EXERCISE: Convert the data below into a numbered list, from its first line up to and including the line containing "expand-icon[interactable]: + bbox=[162, 346, 172, 356]". Leave out blank lines.

RECORDED INFORMATION:

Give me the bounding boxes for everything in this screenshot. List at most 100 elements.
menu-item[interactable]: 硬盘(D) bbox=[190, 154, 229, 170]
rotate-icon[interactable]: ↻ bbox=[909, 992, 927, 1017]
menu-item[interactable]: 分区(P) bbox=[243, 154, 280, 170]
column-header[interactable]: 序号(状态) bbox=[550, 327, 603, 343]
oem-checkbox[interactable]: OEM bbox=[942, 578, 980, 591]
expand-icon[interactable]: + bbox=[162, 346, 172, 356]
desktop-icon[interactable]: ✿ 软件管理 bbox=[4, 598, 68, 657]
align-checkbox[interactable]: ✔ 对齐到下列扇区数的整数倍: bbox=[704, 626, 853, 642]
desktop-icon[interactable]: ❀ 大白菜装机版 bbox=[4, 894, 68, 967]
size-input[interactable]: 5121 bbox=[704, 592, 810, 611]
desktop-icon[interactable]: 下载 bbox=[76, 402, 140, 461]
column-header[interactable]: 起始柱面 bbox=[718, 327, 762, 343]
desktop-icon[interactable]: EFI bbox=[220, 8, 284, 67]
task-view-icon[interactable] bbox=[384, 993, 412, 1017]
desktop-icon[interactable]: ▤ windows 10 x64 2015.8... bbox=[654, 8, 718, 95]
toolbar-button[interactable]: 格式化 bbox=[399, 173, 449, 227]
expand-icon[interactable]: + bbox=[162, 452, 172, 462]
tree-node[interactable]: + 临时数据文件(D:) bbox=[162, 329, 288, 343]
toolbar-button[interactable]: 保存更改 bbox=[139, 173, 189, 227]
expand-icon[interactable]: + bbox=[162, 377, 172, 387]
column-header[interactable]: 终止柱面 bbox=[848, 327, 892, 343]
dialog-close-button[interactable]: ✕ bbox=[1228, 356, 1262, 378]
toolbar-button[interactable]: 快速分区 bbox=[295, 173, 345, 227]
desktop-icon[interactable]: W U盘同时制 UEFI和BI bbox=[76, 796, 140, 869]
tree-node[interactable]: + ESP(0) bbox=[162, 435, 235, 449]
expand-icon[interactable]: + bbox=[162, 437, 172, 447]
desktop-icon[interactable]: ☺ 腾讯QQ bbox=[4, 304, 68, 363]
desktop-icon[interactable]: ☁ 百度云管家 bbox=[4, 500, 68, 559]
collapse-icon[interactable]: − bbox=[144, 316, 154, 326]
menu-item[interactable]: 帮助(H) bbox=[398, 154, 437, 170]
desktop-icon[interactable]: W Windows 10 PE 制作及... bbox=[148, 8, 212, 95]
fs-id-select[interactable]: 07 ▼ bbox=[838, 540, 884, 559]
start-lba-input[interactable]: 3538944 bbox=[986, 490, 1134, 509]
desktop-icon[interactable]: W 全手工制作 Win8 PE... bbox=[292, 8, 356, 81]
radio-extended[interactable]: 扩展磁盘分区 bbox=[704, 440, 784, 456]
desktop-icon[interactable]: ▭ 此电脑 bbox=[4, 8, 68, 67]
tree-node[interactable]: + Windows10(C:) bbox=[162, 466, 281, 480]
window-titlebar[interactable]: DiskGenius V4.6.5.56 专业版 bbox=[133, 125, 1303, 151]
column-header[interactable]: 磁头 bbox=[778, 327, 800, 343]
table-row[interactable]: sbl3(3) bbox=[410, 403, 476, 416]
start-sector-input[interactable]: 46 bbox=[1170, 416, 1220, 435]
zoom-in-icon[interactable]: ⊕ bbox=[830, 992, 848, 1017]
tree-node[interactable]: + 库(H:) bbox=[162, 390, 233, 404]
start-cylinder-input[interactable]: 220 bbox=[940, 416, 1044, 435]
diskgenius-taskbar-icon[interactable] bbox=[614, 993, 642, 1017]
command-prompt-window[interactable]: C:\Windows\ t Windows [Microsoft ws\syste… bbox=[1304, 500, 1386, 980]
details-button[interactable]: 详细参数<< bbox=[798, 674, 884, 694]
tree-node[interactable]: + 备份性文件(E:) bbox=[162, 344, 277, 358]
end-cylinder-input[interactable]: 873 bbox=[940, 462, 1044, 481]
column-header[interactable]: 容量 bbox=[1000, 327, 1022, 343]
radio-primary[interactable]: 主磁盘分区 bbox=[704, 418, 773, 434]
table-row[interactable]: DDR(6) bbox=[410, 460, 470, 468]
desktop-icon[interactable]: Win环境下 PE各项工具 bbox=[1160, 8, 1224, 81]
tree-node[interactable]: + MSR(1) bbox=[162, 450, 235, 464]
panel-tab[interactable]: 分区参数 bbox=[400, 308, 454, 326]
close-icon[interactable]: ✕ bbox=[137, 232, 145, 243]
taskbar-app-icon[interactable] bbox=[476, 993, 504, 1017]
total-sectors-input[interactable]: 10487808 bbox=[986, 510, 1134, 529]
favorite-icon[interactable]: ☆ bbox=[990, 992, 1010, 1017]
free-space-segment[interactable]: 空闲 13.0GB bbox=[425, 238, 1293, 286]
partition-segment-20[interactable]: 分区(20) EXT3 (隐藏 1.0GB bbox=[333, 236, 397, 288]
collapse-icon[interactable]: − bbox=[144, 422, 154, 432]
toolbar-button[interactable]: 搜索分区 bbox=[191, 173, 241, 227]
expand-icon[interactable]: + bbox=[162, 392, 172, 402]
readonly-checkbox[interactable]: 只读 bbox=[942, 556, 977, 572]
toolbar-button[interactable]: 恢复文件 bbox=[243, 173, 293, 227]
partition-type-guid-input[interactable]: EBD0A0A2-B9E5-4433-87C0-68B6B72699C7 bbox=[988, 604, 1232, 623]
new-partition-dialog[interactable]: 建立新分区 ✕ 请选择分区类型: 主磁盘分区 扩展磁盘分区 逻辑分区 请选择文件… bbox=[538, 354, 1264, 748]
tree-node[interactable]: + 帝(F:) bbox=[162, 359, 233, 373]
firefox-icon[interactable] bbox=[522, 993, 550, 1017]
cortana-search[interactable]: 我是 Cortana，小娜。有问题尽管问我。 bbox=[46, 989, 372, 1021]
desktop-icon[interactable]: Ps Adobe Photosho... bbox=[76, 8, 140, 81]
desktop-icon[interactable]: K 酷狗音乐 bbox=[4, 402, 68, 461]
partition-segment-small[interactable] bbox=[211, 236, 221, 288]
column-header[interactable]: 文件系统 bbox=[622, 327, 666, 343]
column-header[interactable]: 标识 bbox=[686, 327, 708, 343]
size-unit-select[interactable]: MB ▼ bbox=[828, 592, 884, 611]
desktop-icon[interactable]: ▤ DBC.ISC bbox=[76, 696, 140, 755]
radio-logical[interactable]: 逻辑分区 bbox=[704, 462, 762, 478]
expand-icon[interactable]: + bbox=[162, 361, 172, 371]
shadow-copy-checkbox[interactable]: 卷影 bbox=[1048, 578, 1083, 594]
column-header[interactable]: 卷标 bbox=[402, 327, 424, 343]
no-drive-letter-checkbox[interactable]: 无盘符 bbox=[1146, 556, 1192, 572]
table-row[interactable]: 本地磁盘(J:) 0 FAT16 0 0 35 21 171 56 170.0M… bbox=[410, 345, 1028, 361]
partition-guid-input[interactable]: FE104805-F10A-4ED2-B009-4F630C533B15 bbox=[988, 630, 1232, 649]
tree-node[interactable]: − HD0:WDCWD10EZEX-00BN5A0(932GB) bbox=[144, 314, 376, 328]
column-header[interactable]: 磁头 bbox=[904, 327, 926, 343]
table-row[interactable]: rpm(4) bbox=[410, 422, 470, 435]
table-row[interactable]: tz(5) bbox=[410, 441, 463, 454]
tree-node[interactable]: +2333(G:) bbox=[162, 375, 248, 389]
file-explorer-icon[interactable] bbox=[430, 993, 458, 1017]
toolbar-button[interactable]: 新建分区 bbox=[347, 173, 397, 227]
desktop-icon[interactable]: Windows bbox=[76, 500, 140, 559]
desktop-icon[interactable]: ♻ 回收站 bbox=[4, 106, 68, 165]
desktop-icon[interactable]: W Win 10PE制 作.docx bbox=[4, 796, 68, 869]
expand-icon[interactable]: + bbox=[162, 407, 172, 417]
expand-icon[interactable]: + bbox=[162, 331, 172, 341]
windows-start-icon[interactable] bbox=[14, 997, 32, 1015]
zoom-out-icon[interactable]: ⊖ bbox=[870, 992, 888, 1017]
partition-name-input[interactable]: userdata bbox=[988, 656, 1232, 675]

TASK RESPONSE:
1. Give me the bounding boxes for everything in this screenshot. List at most 100 elements.
2. menu-item[interactable]: 硬盘(D) bbox=[190, 154, 229, 170]
3. rotate-icon[interactable]: ↻ bbox=[909, 992, 927, 1017]
4. menu-item[interactable]: 分区(P) bbox=[243, 154, 280, 170]
5. column-header[interactable]: 序号(状态) bbox=[550, 327, 603, 343]
6. oem-checkbox[interactable]: OEM bbox=[942, 578, 980, 591]
7. expand-icon[interactable]: + bbox=[162, 346, 172, 356]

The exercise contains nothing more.